═════ SOURCE DATA
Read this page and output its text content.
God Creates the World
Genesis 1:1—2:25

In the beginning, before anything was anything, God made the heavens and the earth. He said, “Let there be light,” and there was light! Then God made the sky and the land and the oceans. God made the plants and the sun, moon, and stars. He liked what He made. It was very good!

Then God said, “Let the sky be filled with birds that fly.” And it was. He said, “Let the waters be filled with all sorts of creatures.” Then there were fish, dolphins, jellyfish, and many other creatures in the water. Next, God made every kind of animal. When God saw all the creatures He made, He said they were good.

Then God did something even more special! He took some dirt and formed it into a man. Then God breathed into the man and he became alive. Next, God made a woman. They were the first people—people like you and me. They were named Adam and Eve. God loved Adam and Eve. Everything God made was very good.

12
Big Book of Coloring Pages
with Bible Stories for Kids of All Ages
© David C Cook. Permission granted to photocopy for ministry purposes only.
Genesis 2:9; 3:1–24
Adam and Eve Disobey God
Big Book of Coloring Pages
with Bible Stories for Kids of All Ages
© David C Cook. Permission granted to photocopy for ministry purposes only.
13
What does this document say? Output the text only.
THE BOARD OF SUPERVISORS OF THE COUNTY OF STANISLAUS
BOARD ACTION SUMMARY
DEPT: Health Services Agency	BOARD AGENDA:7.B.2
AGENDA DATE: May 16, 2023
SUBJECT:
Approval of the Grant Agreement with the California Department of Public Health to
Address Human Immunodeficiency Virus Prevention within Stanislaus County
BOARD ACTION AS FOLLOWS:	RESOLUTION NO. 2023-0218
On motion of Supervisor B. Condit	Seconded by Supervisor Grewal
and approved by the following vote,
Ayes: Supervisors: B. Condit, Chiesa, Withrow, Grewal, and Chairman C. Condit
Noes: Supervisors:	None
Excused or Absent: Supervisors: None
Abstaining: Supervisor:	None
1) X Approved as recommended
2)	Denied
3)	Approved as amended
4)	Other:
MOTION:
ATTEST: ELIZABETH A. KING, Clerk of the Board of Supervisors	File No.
══════════
» WHAT THIS TASK INVOLVES
Write the entries out a second time. Match them exactly.

» YOUR SOLUTION
Read this page and output its text content.
God Creates the World
Genesis 1:1—2:25

In the beginning, before anything was anything, God made the heavens and the earth. He said, “Let there be light,” and there was light! Then God made the sky and the land and the oceans. God made the plants and the sun, moon, and stars. He liked what He made. It was very good!

Then God said, “Let the sky be filled with birds that fly.” And it was. He said, “Let the waters be filled with all sorts of creatures.” Then there were fish, dolphins, jellyfish, and many other creatures in the water. Next, God made every kind of animal. When God saw all the creatures He made, He said they were good.

Then God did something even more special! He took some dirt and formed it into a man. Then God breathed into the man and he became alive. Next, God made a woman. They were the first people—people like you and me. They were named Adam and Eve. God loved Adam and Eve. Everything God made was very good.

12
Big Book of Coloring Pages
with Bible Stories for Kids of All Ages
© David C Cook. Permission granted to photocopy for ministry purposes only.
Genesis 2:9; 3:1–24
Adam and Eve Disobey God
Big Book of Coloring Pages
with Bible Stories for Kids of All Ages
© David C Cook. Permission granted to photocopy for ministry purposes only.
13
What does this document say? Output the text only.
THE BOARD OF SUPERVISORS OF THE COUNTY OF STANISLAUS
BOARD ACTION SUMMARY
DEPT: Health Services Agency	BOARD AGENDA:7.B.2
AGENDA DATE: May 16, 2023
SUBJECT:
Approval of the Grant Agreement with the California Department of Public Health to
Address Human Immunodeficiency Virus Prevention within Stanislaus County
BOARD ACTION AS FOLLOWS:	RESOLUTION NO. 2023-0218
On motion of Supervisor B. Condit	Seconded by Supervisor Grewal
and approved by the following vote,
Ayes: Supervisors: B. Condit, Chiesa, Withrow, Grewal, and Chairman C. Condit
Noes: Supervisors:	None
Excused or Absent: Supervisors: None
Abstaining: Supervisor:	None
1) X Approved as recommended
2)	Denied
3)	Approved as amended
4)	Other:
MOTION:
ATTEST: ELIZABETH A. KING, Clerk of the Board of Supervisors	File No.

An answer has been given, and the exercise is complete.